EXTRACTED INFORMATION:
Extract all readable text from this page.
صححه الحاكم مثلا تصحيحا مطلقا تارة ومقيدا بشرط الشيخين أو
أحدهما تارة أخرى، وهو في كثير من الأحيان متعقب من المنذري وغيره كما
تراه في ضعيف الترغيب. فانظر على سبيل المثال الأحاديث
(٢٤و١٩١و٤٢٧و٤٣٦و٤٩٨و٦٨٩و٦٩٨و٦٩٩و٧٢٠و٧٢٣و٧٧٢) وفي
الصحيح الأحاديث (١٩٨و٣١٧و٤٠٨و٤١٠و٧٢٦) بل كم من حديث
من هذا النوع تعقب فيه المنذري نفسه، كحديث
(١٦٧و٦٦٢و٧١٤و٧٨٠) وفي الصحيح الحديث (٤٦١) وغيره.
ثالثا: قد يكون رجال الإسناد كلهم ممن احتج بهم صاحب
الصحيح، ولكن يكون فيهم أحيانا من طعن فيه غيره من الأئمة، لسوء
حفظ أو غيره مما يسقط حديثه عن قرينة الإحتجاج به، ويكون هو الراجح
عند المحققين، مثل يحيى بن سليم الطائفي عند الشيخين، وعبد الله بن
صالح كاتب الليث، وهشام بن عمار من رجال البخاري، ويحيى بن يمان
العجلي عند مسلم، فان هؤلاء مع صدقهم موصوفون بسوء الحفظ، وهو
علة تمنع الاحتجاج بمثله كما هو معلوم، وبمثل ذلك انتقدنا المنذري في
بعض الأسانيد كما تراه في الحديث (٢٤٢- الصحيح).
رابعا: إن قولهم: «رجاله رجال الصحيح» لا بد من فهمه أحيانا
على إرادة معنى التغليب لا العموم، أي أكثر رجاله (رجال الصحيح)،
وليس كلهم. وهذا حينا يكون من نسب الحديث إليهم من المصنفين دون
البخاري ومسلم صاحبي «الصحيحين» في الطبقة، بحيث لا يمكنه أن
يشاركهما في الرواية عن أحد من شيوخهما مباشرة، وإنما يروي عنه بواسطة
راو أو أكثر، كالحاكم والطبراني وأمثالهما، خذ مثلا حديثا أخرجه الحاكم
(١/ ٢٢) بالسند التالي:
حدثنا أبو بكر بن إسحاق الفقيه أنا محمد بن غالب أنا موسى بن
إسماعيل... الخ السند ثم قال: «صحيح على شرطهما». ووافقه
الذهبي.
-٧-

TASK DESCRIPTION: Exactly as shown above, return every record.

REPLY:
Extract all readable text from this page.
صححه الحاكم مثلا تصحيحا مطلقا تارة ومقيدا بشرط الشيخين أو
أحدهما تارة أخرى، وهو في كثير من الأحيان متعقب من المنذري وغيره كما
تراه في ضعيف الترغيب. فانظر على سبيل المثال الأحاديث
(٢٤و١٩١و٤٢٧و٤٣٦و٤٩٨و٦٨٩و٦٩٨و٦٩٩و٧٢٠و٧٢٣و٧٧٢) وفي
الصحيح الأحاديث (١٩٨و٣١٧و٤٠٨و٤١٠و٧٢٦) بل كم من حديث
من هذا النوع تعقب فيه المنذري نفسه، كحديث
(١٦٧و٦٦٢و٧١٤و٧٨٠) وفي الصحيح الحديث (٤٦١) وغيره.
ثالثا: قد يكون رجال الإسناد كلهم ممن احتج بهم صاحب
الصحيح، ولكن يكون فيهم أحيانا من طعن فيه غيره من الأئمة، لسوء
حفظ أو غيره مما يسقط حديثه عن قرينة الإحتجاج به، ويكون هو الراجح
عند المحققين، مثل يحيى بن سليم الطائفي عند الشيخين، وعبد الله بن
صالح كاتب الليث، وهشام بن عمار من رجال البخاري، ويحيى بن يمان
العجلي عند مسلم، فان هؤلاء مع صدقهم موصوفون بسوء الحفظ، وهو
علة تمنع الاحتجاج بمثله كما هو معلوم، وبمثل ذلك انتقدنا المنذري في
بعض الأسانيد كما تراه في الحديث (٢٤٢- الصحيح).
رابعا: إن قولهم: «رجاله رجال الصحيح» لا بد من فهمه أحيانا
على إرادة معنى التغليب لا العموم، أي أكثر رجاله (رجال الصحيح)،
وليس كلهم. وهذا حينا يكون من نسب الحديث إليهم من المصنفين دون
البخاري ومسلم صاحبي «الصحيحين» في الطبقة، بحيث لا يمكنه أن
يشاركهما في الرواية عن أحد من شيوخهما مباشرة، وإنما يروي عنه بواسطة
راو أو أكثر، كالحاكم والطبراني وأمثالهما، خذ مثلا حديثا أخرجه الحاكم
(١/ ٢٢) بالسند التالي:
حدثنا أبو بكر بن إسحاق الفقيه أنا محمد بن غالب أنا موسى بن
إسماعيل... الخ السند ثم قال: «صحيح على شرطهما». ووافقه
الذهبي.
-٧-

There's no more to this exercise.